----- Material for the task -----

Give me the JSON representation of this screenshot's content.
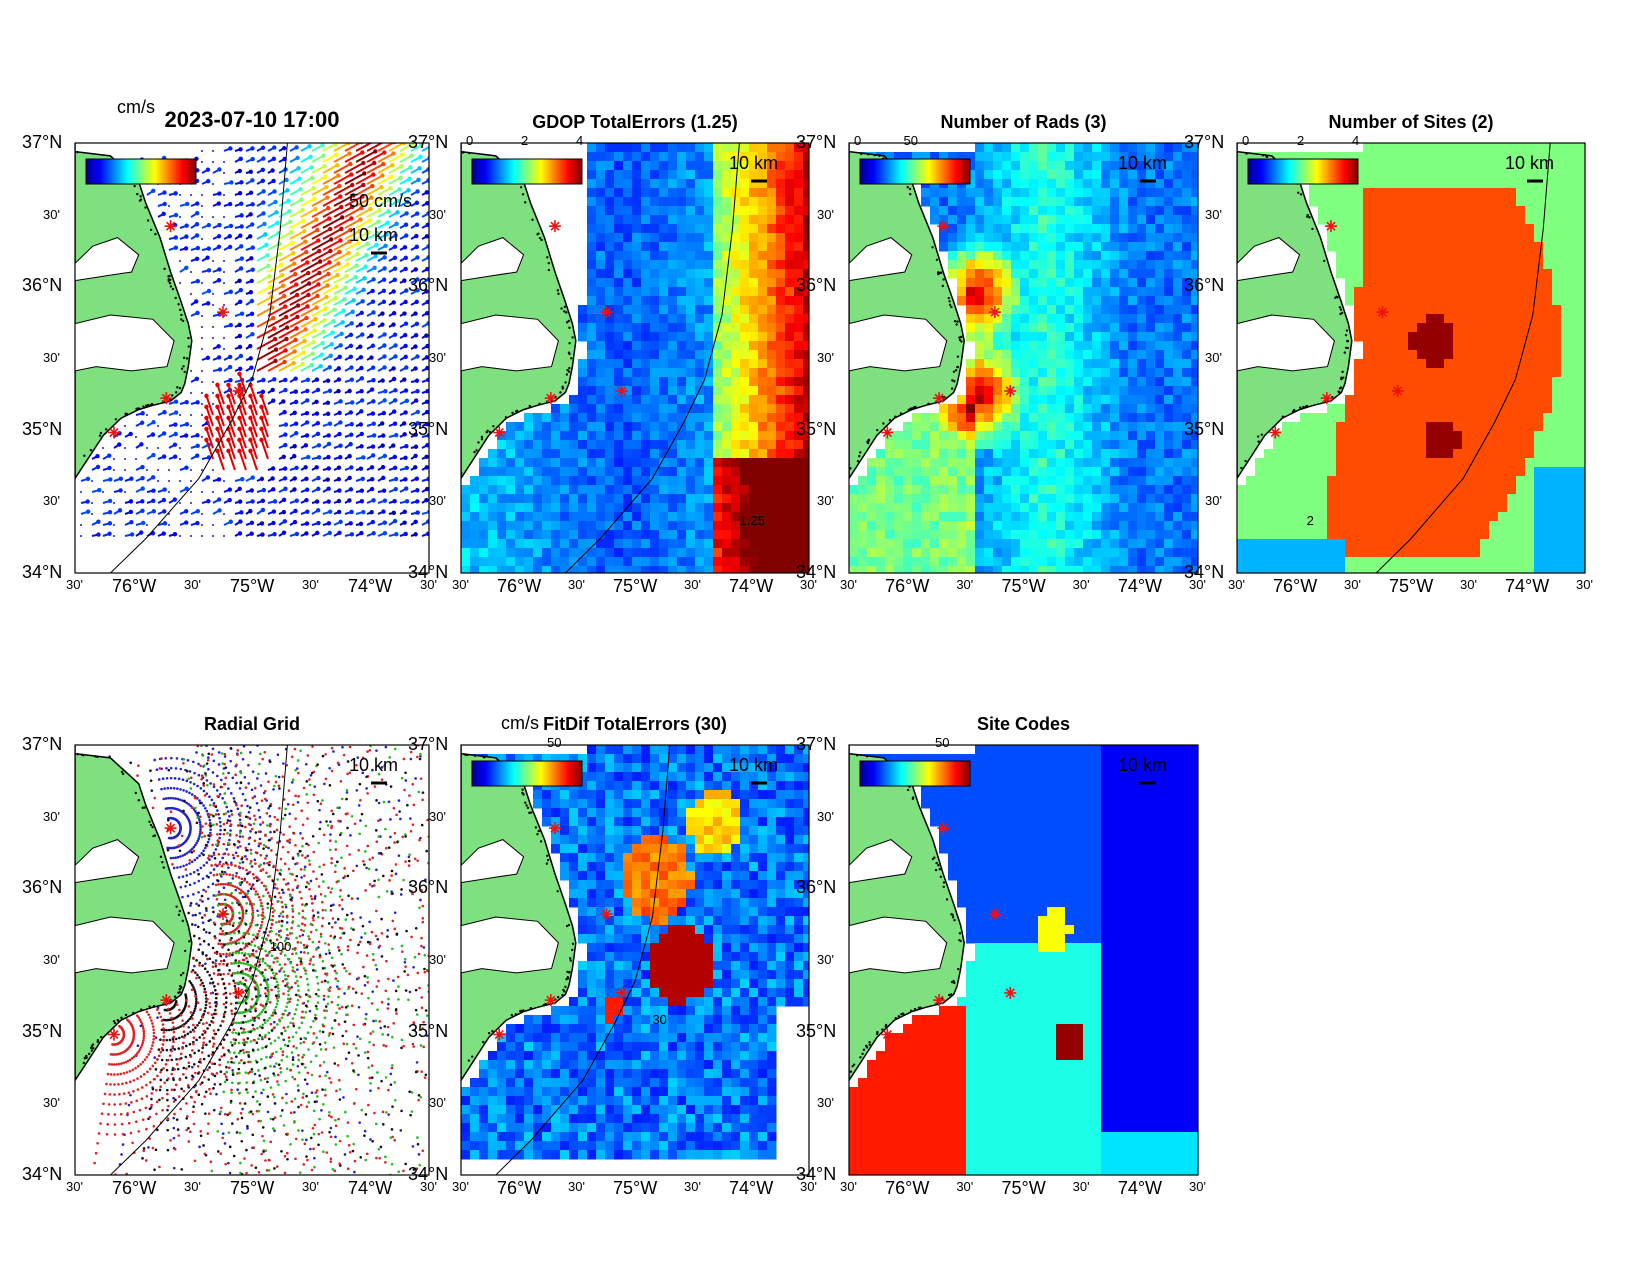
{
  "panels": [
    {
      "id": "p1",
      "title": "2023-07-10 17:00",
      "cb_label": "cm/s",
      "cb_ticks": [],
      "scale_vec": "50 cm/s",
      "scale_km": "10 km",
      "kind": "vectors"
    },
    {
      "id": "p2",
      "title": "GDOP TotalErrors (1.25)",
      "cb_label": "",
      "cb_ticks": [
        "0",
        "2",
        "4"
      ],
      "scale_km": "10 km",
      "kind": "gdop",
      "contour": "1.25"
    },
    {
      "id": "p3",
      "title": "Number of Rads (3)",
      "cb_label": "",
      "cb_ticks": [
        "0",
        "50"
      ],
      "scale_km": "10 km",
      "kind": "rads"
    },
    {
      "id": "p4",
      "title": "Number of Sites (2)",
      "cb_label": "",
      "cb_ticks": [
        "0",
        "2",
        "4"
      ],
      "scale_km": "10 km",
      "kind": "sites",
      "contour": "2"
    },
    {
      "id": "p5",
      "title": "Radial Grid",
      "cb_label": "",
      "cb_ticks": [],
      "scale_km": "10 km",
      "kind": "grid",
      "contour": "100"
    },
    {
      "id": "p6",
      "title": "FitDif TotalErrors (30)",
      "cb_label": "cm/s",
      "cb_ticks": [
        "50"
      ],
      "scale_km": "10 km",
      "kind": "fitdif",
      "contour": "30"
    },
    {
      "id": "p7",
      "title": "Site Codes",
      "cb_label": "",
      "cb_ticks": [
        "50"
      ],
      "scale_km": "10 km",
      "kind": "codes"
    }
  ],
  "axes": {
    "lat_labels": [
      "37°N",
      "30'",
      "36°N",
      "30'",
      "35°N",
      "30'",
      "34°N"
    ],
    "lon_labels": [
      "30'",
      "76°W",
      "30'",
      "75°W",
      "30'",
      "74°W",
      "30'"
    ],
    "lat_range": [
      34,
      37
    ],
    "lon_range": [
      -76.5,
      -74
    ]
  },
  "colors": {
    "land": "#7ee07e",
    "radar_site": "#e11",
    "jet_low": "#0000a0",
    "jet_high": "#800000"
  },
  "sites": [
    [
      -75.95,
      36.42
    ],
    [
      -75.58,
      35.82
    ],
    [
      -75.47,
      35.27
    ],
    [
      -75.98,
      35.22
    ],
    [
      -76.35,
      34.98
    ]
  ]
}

-----

**Direction**
Collect each line of the entries that has the word "TotalErrors", copying it in full.

**Output for this task**
      "title": "GDOP TotalErrors (1.25)",
      "title": "FitDif TotalErrors (30)",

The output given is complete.